Daftar Tugas —
a: Bagaimana bunyi persis teks sejarah IPNU dari "Kedua, aspek pedagogis, yaitu" hingga "penerus perjuangan bangsa."? Kutip bagian itu kata demi kata.
b: Lanjutkan teks sejarah IPNU, dimulai setelah kalimat terakhirnya.
### Teks Sumber
Sejarah Singkat IPNU di Indonesia

sejarah-singkat-ipnu-di-indonesia
Logo IPNU

Pernah dengar organisasi IPNU? Kalau belum pernah mari kita bersama membahas tentang Sejarah Singkat IPNU di Indonesia. Let’s Go!.

Ikatan Pelajar Nahdlatul Ulama (IPNU) adalah Badan Otonom yang bergerak sebagai garda terdepan kaderisasi Nahdlatul Ulama di tingkat pelajar, mahasiswa, dan santri. Terdapat beberapa aspek yang melatar belakangi berdirinya organisasi IPNU, antara lain: Pertama, Aspek Ideologis, yang menegaskan posisi Indonesia sebagai negara yang mayoritas penduduknya adalah muslim dan berhaluan Ahlussunnah Wal Jamaah, sehingga perlu dipersiapkan kader-kader penerus perjuangan NU dalam kehidupan beragama, berbangsa, dan bernegara.



Kedua, aspek pedagogis, yaitu adanya keinginan untuk menjembatani antara pelajar, mahasiswa, dan santri pada pendidikan umum dan pendidikan pondok pesantren, sekaligus memberdayakan potensi mereka untuk meningkatkan kualitas sumber daya manusia, utamanya bagi generasi pelajar NU. Dan aspek yang ketiga adalah aspek sosiologis, yaitu adanya persamaan tujuan, kesadaran, dan keikhlasan akan pentingnya suatu wadah pembinaan bagi generasi penerus para Ulama dan penerus perjuangan bangsa.
######
### Cuplikan Data
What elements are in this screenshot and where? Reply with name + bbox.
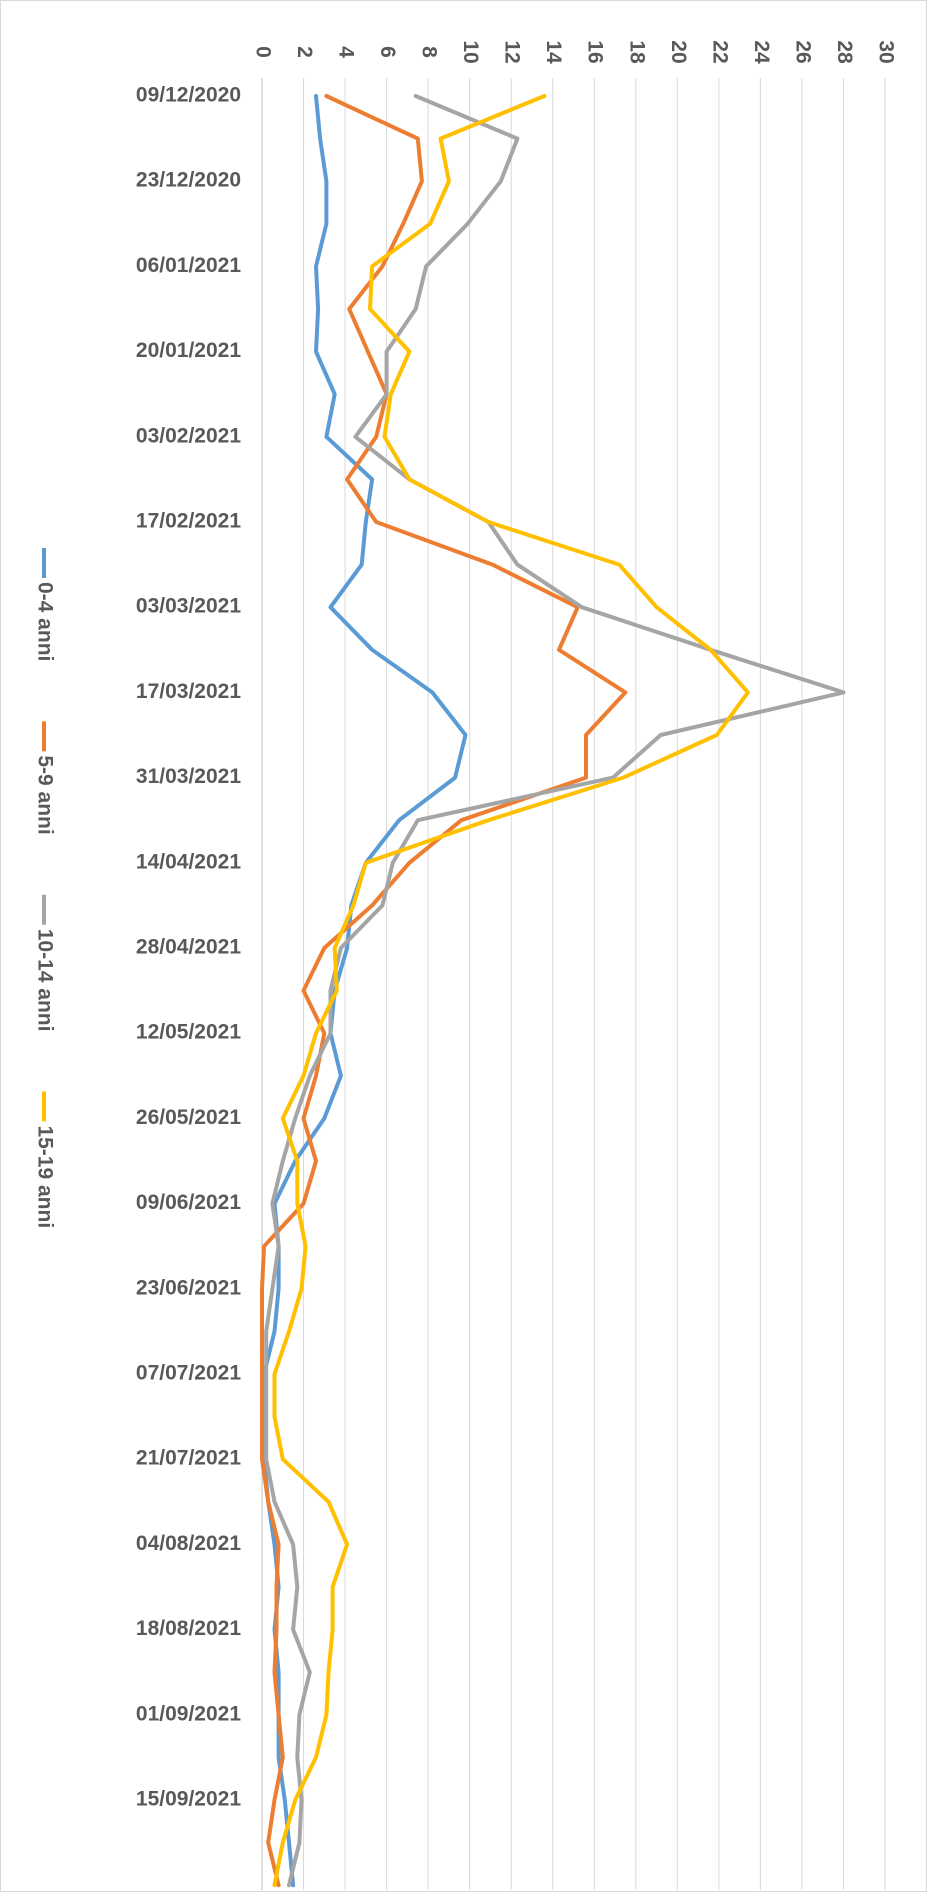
######
Hasil Tugas —
a:
Kedua, aspek pedagogis, yaitu adanya keinginan untuk menjembatani antara pelajar, mahasiswa, dan santri pada pendidikan umum dan pendidikan pondok pesantren, sekaligus memberdayakan potensi mereka untuk meningkatkan kualitas sumber daya manusia, utamanya bagi generasi pelajar NU. Dan aspek yang ketiga adalah aspek sosiologis, yaitu adanya persamaan tujuan, kesadaran, dan keikhlasan akan pentingnya suatu wadah pembinaan bagi generasi penerus para Ulama dan penerus perjuangan bangsa.

b:
Bacalah: 20 Pengertian Organisasi Secara Umum Menurut Para Ahli

Dalam sejarahnya, IPNU mengalami dinamika organisatoris yang penuh dengan tantangan, sesuai dengan konteks sosial yang meingkupinya. Pada posisi ini, IPNU mengalami sejarah yang dapat dikelomokkan menjadi tiga periode:

1. Periode perintisan

2. Periode pendirian, dan

3. Periode pertumbuhan dan perkembangan

Mari kita bahas periode-periode di atas satu per satu. 

1. Periode Perintisan

Kelahiran IPNU bermula dari adanya jamiyah lokal atau kedaerahan yang berupa kumpulan pelajar, sekolah, dan pesantren yang semula dikelola oleh para Ulama. Di Surabaya didirikan Tsamrotul Mustafidin (1936). Selanjutnya Persatuan Santri Nahdlatul Oelama atau PERSANO (1939). Di Malang (1941) lahir Persatuan Murid Nahdlatoel Oelama (PAMNO). 

Dan pada saat itu banyak para pelajar yang ikut pergerakan melawan penjajah. Pada tahun 1945 terbentuk Ikatan Murid Nahdlatoel Oelama (IMNO). Di Madura (1945) Ijtimauth Tholabiah dan Syubbanul Muslim, kesemuanya itu juga ikut berjuang melawan penjajah dengan gigih. Di Semarang (1950) berdiri Ikatan Moeballigh Nahdlatoel Oelama dengan anggota yang masih remaja. sedangkan 1953 di Kediri berdiri Ikatan Pelajar Nahdlatoel Oelama. Pada tahun 1954 di Medan berdiri Ikatan Pelajar Nahdlatoel Oelama (IPNO). Dari sekian banyaknya nama yang mendekati adalah IPNO yang lahir di Medan pada tahun 1954.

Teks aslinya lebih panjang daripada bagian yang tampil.